■ What is expected: Leave out the pictures and repeat the data exactly.

[Stored entries]
::::::

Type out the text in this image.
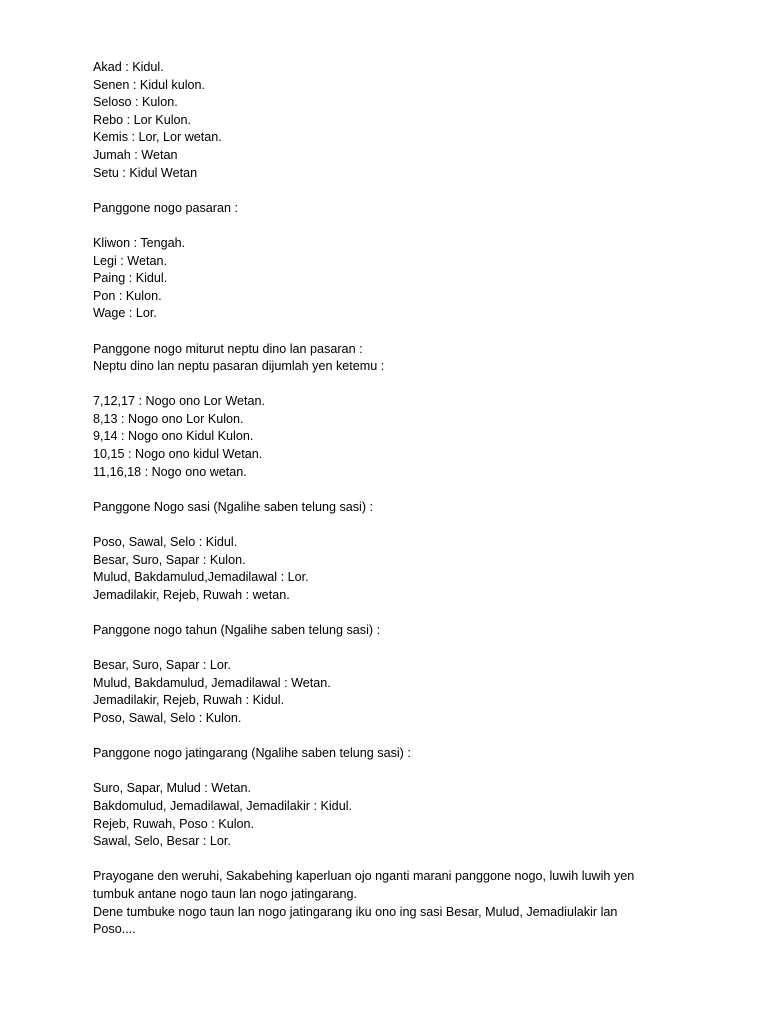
Akad : Kidul.
Senen : Kidul kulon.
Seloso : Kulon.
Rebo : Lor Kulon.
Kemis : Lor, Lor wetan.
Jumah : Wetan
Setu : Kidul Wetan
Panggone nogo pasaran :
Kliwon : Tengah.
Legi : Wetan.
Paing : Kidul.
Pon : Kulon.
Wage : Lor.
Panggone nogo miturut neptu dino lan pasaran :
Neptu dino lan neptu pasaran dijumlah yen ketemu :
7,12,17 : Nogo ono Lor Wetan.
8,13 : Nogo ono Lor Kulon.
9,14 : Nogo ono Kidul Kulon.
10,15 : Nogo ono kidul Wetan.
11,16,18 : Nogo ono wetan.
Panggone Nogo sasi (Ngalihe saben telung sasi) :
Poso, Sawal, Selo : Kidul.
Besar, Suro, Sapar : Kulon.
Mulud, Bakdamulud,Jemadilawal : Lor.
Jemadilakir, Rejeb, Ruwah : wetan.
Panggone nogo tahun (Ngalihe saben telung sasi) :
Besar, Suro, Sapar : Lor.
Mulud, Bakdamulud, Jemadilawal : Wetan.
Jemadilakir, Rejeb, Ruwah : Kidul.
Poso, Sawal, Selo : Kulon.
Panggone nogo jatingarang (Ngalihe saben telung sasi) :
Suro, Sapar, Mulud : Wetan.
Bakdomulud, Jemadilawal, Jemadilakir : Kidul.
Rejeb, Ruwah, Poso : Kulon.
Sawal, Selo, Besar : Lor.
Prayogane den weruhi, Sakabehing kaperluan ojo nganti marani panggone nogo, luwih luwih yen tumbuk antane nogo taun lan nogo jatingarang.
Dene tumbuke nogo taun lan nogo jatingarang iku ono ing sasi Besar, Mulud, Jemadiulakir lan Poso....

::::::

■ Response to this exercise:
Type out the text in this image.
Akad : Kidul.
Senen : Kidul kulon.
Seloso : Kulon.
Rebo : Lor Kulon.
Kemis : Lor, Lor wetan.
Jumah : Wetan
Setu : Kidul Wetan
Panggone nogo pasaran :
Kliwon : Tengah.
Legi : Wetan.
Paing : Kidul.
Pon : Kulon.
Wage : Lor.
Panggone nogo miturut neptu dino lan pasaran :
Neptu dino lan neptu pasaran dijumlah yen ketemu :
7,12,17 : Nogo ono Lor Wetan.
8,13 : Nogo ono Lor Kulon.
9,14 : Nogo ono Kidul Kulon.
10,15 : Nogo ono kidul Wetan.
11,16,18 : Nogo ono wetan.
Panggone Nogo sasi (Ngalihe saben telung sasi) :
Poso, Sawal, Selo : Kidul.
Besar, Suro, Sapar : Kulon.
Mulud, Bakdamulud,Jemadilawal : Lor.
Jemadilakir, Rejeb, Ruwah : wetan.
Panggone nogo tahun (Ngalihe saben telung sasi) :
Besar, Suro, Sapar : Lor.
Mulud, Bakdamulud, Jemadilawal : Wetan.
Jemadilakir, Rejeb, Ruwah : Kidul.
Poso, Sawal, Selo : Kulon.
Panggone nogo jatingarang (Ngalihe saben telung sasi) :
Suro, Sapar, Mulud : Wetan.
Bakdomulud, Jemadilawal, Jemadilakir : Kidul.
Rejeb, Ruwah, Poso : Kulon.
Sawal, Selo, Besar : Lor.
Prayogane den weruhi, Sakabehing kaperluan ojo nganti marani panggone nogo, luwih luwih yen tumbuk antane nogo taun lan nogo jatingarang.
Dene tumbuke nogo taun lan nogo jatingarang iku ono ing sasi Besar, Mulud, Jemadiulakir lan Poso....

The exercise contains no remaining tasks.